Stored items
↓↓↓

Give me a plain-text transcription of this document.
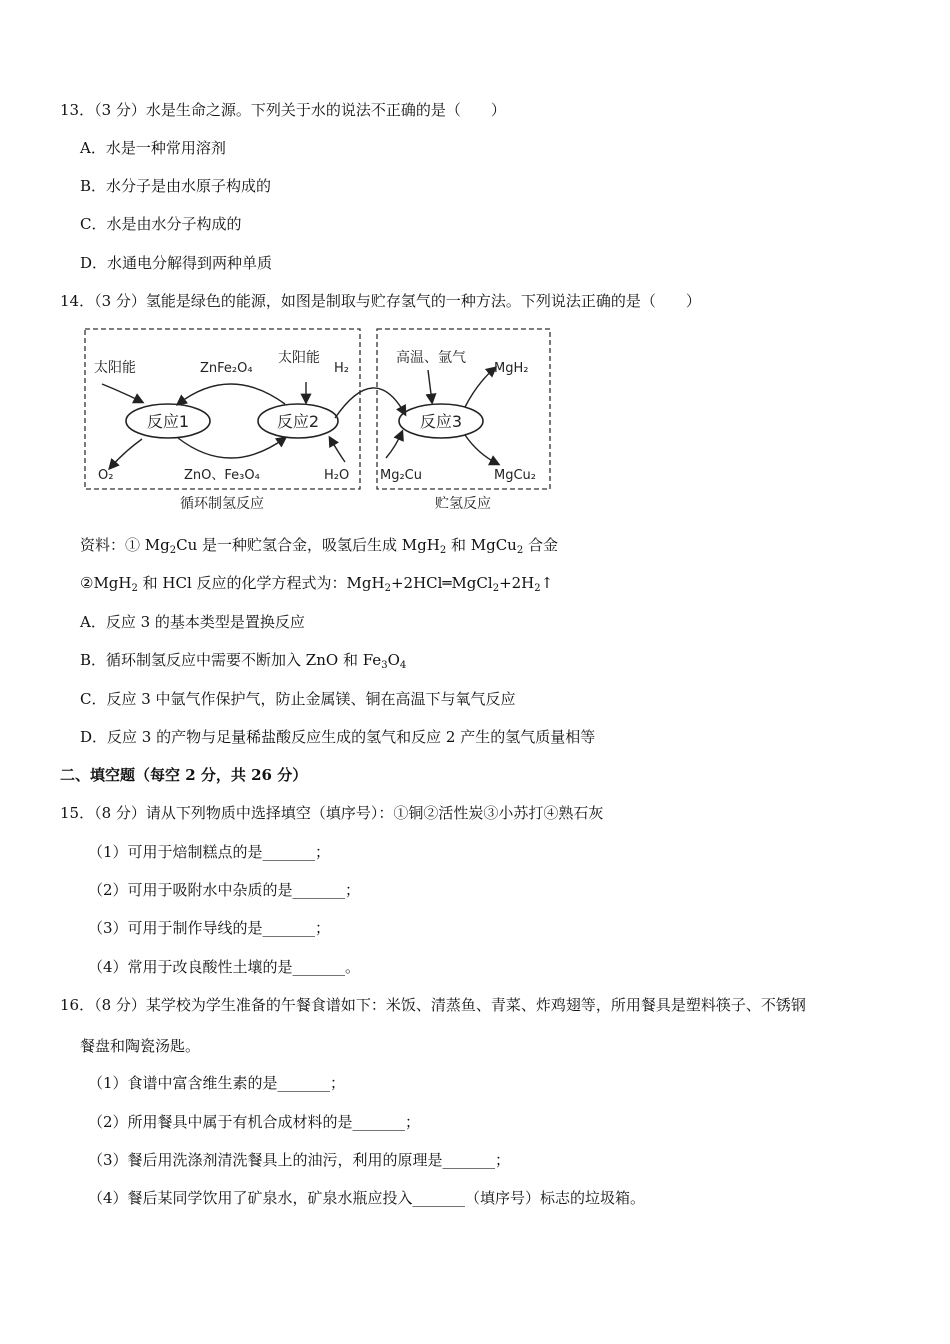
13．（3 分）水是生命之源。下列关于水的说法不正确的是（　　）
A．水是一种常用溶剂
B．水分子是由水原子构成的
C．水是由水分子构成的
D．水通电分解得到两种单质
14．（3 分）氢能是绿色的能源，如图是制取与贮存氢气的一种方法。下列说法正确的是（　　）
反应1	反应2	反应3
太阳能	ZnFe₂O₄
太阳能
H₂
O₂	ZnO、Fe₃O₄	H₂O
高温、氩气
MgH₂
Mg₂Cu	MgCu₂
循环制氢反应	贮氢反应
资料：① $Mg_2Cu$ 是一种贮氢合金，吸氢后生成 MgH$_2$ 和 MgCu$_2$ 合金
②MgH$_2$ 和 HCl 反应的化学方程式为：$MgH_2+2HCl═MgCl_2+2H_2↑$
A．反应 3 的基本类型是置换反应
B．循环制氢反应中需要不断加入 ZnO 和 $Fe_3O_4$
C．反应 3 中氩气作保护气，防止金属镁、铜在高温下与氧气反应
D．反应 3 的产物与足量稀盐酸反应生成的氢气和反应 2 产生的氢气质量相等
二、填空题（每空 2 分，共 26 分）
15．（8 分）请从下列物质中选择填空（填序号）：①铜②活性炭③小苏打④熟石灰
（1）可用于焙制糕点的是_______；
（2）可用于吸附水中杂质的是_______；
（3）可用于制作导线的是_______；
（4）常用于改良酸性土壤的是_______。
16．（8 分）某学校为学生准备的午餐食谱如下：米饭、清蒸鱼、青菜、炸鸡翅等，所用餐具是塑料筷子、不锈钢
餐盘和陶瓷汤匙。
（1）食谱中富含维生素的是_______；
（2）所用餐具中属于有机合成材料的是_______；
（3）餐后用洗涤剂清洗餐具上的油污，利用的原理是_______；
（4）餐后某同学饮用了矿泉水，矿泉水瓶应投入_______（填序号）标志的垃圾箱。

↑↑↑

__Job__
Write the material out again exactly as it appears, dropping the pictures.

__Expected answer__
Give me a plain-text transcription of this document.
13．（3 分）水是生命之源。下列关于水的说法不正确的是（　　）
A．水是一种常用溶剂
B．水分子是由水原子构成的
C．水是由水分子构成的
D．水通电分解得到两种单质
14．（3 分）氢能是绿色的能源，如图是制取与贮存氢气的一种方法。下列说法正确的是（　　）
反应1	反应2	反应3
太阳能	ZnFe₂O₄
太阳能
H₂
O₂	ZnO、Fe₃O₄	H₂O
高温、氩气
MgH₂
Mg₂Cu	MgCu₂
循环制氢反应	贮氢反应
资料：① $Mg_2Cu$ 是一种贮氢合金，吸氢后生成 MgH$_2$ 和 MgCu$_2$ 合金
②MgH$_2$ 和 HCl 反应的化学方程式为：$MgH_2+2HCl═MgCl_2+2H_2↑$
A．反应 3 的基本类型是置换反应
B．循环制氢反应中需要不断加入 ZnO 和 $Fe_3O_4$
C．反应 3 中氩气作保护气，防止金属镁、铜在高温下与氧气反应
D．反应 3 的产物与足量稀盐酸反应生成的氢气和反应 2 产生的氢气质量相等
二、填空题（每空 2 分，共 26 分）
15．（8 分）请从下列物质中选择填空（填序号）：①铜②活性炭③小苏打④熟石灰
（1）可用于焙制糕点的是_______；
（2）可用于吸附水中杂质的是_______；
（3）可用于制作导线的是_______；
（4）常用于改良酸性土壤的是_______。
16．（8 分）某学校为学生准备的午餐食谱如下：米饭、清蒸鱼、青菜、炸鸡翅等，所用餐具是塑料筷子、不锈钢
餐盘和陶瓷汤匙。
（1）食谱中富含维生素的是_______；
（2）所用餐具中属于有机合成材料的是_______；
（3）餐后用洗涤剂清洗餐具上的油污，利用的原理是_______；
（4）餐后某同学饮用了矿泉水，矿泉水瓶应投入_______（填序号）标志的垃圾箱。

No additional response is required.